Brief >> Restate the entire listing word for word.

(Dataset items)
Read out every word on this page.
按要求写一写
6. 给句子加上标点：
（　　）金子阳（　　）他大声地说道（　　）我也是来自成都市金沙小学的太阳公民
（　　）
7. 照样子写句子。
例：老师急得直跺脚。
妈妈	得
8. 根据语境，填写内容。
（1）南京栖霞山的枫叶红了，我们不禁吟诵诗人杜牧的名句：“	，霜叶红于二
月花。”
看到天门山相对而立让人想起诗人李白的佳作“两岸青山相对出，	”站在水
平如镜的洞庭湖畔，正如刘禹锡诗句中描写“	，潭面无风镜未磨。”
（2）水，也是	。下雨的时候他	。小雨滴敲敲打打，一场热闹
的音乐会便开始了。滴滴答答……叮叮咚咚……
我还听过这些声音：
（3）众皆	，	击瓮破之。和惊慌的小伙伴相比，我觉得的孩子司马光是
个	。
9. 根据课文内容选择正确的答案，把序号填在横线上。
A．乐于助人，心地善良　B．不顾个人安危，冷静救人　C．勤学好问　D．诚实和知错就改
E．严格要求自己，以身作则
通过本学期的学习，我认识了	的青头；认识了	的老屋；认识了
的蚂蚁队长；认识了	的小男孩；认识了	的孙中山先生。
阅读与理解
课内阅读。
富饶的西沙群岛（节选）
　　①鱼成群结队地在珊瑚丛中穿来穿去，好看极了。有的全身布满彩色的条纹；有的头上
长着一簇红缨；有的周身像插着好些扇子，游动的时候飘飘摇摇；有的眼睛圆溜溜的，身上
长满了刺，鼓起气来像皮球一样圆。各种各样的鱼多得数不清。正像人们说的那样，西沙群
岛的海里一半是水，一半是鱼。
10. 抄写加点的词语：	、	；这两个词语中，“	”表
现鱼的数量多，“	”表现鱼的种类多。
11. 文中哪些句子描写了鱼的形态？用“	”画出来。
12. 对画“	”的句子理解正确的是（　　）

Exercise answer >>
Read out every word on this page.
按要求写一写
6. 给句子加上标点：
（　　）金子阳（　　）他大声地说道（　　）我也是来自成都市金沙小学的太阳公民
（　　）
7. 照样子写句子。
例：老师急得直跺脚。
妈妈	得
8. 根据语境，填写内容。
（1）南京栖霞山的枫叶红了，我们不禁吟诵诗人杜牧的名句：“	，霜叶红于二
月花。”
看到天门山相对而立让人想起诗人李白的佳作“两岸青山相对出，	”站在水
平如镜的洞庭湖畔，正如刘禹锡诗句中描写“	，潭面无风镜未磨。”
（2）水，也是	。下雨的时候他	。小雨滴敲敲打打，一场热闹
的音乐会便开始了。滴滴答答……叮叮咚咚……
我还听过这些声音：
（3）众皆	，	击瓮破之。和惊慌的小伙伴相比，我觉得的孩子司马光是
个	。
9. 根据课文内容选择正确的答案，把序号填在横线上。
A．乐于助人，心地善良　B．不顾个人安危，冷静救人　C．勤学好问　D．诚实和知错就改
E．严格要求自己，以身作则
通过本学期的学习，我认识了	的青头；认识了	的老屋；认识了
的蚂蚁队长；认识了	的小男孩；认识了	的孙中山先生。
阅读与理解
课内阅读。
富饶的西沙群岛（节选）
　　①鱼成群结队地在珊瑚丛中穿来穿去，好看极了。有的全身布满彩色的条纹；有的头上
长着一簇红缨；有的周身像插着好些扇子，游动的时候飘飘摇摇；有的眼睛圆溜溜的，身上
长满了刺，鼓起气来像皮球一样圆。各种各样的鱼多得数不清。正像人们说的那样，西沙群
岛的海里一半是水，一半是鱼。
10. 抄写加点的词语：	、	；这两个词语中，“	”表
现鱼的数量多，“	”表现鱼的种类多。
11. 文中哪些句子描写了鱼的形态？用“	”画出来。
12. 对画“	”的句子理解正确的是（　　）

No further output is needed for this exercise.